++++ Material to process

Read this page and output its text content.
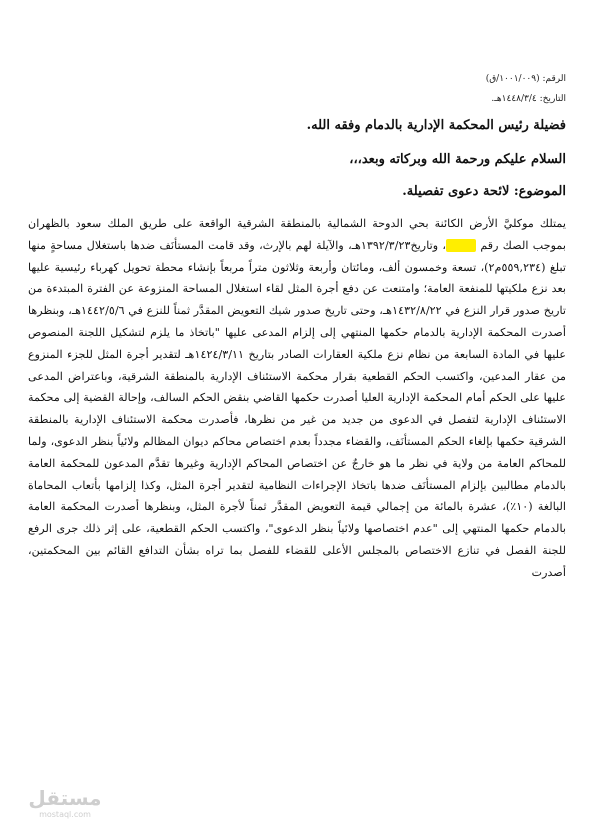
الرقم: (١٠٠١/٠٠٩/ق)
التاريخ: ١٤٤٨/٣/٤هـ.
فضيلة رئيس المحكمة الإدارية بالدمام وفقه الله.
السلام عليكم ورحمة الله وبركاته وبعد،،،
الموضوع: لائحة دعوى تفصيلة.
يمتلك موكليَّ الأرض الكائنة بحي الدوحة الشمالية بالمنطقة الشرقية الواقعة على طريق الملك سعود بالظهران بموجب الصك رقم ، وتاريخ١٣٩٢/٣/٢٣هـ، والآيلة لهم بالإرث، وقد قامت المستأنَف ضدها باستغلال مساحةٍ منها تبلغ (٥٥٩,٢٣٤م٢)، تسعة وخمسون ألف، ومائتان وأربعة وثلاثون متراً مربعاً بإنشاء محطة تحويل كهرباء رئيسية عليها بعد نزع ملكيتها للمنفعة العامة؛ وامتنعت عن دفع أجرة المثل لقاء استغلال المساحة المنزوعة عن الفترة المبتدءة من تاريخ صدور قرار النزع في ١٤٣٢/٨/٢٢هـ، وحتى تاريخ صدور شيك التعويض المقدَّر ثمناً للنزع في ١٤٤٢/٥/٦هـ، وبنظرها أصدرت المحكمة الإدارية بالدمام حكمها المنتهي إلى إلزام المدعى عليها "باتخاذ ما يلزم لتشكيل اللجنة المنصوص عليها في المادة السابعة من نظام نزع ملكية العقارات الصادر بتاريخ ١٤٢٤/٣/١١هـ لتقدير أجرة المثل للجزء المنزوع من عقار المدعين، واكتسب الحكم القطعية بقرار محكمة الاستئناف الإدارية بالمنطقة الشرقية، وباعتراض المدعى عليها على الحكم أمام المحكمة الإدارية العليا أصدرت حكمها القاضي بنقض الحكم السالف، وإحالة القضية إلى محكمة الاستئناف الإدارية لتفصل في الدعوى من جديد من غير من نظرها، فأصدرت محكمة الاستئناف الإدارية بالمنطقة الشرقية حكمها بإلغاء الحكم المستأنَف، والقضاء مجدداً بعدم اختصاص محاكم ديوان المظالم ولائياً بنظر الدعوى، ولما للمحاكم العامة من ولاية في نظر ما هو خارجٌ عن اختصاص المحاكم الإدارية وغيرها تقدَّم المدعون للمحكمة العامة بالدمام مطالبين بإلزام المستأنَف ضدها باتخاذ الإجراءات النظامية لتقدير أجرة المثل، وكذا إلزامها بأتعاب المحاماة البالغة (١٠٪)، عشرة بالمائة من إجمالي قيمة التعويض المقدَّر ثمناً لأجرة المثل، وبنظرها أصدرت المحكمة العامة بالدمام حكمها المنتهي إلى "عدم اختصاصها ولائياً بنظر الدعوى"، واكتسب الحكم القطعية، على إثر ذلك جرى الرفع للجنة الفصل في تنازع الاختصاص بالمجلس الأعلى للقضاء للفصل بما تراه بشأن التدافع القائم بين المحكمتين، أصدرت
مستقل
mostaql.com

++++++++
++++ Material to process

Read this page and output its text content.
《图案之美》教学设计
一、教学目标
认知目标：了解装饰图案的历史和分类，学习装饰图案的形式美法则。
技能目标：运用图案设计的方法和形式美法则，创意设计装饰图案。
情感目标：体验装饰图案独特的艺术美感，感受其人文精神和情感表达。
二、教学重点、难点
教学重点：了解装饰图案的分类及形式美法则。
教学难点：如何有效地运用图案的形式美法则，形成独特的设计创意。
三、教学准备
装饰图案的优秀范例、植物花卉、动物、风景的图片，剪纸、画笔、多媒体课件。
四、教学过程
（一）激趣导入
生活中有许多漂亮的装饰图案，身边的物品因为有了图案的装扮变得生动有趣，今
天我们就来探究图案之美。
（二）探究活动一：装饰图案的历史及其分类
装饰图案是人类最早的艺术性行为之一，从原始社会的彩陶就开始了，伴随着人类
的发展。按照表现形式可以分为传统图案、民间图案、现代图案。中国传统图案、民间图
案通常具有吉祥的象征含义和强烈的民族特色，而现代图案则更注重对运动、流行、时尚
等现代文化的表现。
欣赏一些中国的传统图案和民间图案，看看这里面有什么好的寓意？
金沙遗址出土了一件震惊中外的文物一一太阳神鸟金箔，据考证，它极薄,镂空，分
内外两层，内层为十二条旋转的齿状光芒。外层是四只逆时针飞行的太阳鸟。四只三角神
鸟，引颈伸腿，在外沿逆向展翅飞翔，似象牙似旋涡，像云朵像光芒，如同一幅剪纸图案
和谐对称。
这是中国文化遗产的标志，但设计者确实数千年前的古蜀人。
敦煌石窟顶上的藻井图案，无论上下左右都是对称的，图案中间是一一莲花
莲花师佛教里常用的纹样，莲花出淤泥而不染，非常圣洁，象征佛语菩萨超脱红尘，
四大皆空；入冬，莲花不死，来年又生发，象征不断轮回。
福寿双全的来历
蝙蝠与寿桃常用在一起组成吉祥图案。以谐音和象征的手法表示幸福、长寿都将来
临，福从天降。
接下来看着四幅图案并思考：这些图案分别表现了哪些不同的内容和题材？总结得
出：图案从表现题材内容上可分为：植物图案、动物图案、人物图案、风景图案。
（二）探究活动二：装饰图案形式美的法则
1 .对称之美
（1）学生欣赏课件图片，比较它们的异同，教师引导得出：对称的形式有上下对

++++++++
++++ Material to process

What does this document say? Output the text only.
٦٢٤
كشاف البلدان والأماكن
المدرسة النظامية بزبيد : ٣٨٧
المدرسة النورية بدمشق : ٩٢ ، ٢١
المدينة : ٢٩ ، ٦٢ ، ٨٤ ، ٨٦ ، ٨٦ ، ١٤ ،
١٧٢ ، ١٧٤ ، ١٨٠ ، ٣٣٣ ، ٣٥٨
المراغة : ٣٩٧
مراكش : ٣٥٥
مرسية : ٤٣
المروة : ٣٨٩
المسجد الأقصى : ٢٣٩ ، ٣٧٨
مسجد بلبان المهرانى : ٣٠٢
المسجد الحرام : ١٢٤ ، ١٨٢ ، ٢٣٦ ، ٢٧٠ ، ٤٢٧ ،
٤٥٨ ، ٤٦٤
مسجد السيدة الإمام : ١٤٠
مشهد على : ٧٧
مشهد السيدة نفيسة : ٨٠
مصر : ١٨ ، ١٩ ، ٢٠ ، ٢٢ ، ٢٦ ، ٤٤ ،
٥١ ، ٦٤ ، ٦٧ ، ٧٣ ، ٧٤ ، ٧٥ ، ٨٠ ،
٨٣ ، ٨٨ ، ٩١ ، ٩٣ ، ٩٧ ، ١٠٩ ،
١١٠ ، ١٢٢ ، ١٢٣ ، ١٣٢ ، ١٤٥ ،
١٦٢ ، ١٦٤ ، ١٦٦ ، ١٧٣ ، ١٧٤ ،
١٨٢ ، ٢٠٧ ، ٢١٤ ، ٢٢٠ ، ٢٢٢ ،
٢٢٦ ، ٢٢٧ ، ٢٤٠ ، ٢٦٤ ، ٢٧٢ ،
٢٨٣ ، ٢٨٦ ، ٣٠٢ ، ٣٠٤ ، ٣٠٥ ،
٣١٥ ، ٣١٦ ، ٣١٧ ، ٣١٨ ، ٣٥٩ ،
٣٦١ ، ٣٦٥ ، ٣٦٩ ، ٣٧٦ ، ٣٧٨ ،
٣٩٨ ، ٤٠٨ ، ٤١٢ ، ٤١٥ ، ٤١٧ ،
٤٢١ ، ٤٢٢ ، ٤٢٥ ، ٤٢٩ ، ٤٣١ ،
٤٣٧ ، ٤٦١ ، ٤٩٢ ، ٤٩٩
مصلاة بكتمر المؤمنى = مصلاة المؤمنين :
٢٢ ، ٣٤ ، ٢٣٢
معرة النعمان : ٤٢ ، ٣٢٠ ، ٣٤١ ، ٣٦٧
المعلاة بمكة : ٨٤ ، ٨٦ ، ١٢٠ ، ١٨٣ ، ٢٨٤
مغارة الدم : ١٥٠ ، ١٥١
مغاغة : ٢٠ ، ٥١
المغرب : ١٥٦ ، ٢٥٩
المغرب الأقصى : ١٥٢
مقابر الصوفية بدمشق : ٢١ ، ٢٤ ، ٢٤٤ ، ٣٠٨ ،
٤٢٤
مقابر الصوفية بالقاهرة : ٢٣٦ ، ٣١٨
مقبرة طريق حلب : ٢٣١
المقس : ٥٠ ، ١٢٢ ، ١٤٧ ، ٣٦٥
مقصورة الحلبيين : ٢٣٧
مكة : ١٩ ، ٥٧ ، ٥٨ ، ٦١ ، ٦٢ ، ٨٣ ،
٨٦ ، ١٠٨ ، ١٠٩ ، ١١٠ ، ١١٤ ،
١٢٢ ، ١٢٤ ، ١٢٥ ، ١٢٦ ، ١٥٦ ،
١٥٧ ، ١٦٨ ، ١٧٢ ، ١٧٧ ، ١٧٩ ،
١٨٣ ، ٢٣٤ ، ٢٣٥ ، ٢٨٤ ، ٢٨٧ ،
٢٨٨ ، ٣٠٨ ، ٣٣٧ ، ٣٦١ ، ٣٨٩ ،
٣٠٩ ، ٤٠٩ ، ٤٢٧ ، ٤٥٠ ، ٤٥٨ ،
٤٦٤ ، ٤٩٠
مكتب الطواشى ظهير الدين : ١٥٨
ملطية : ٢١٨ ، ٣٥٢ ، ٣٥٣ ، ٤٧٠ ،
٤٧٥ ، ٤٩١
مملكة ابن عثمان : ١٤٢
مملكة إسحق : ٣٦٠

++++++++

Reply with only the number of lines in the entries that contain the word "بدمشق".

2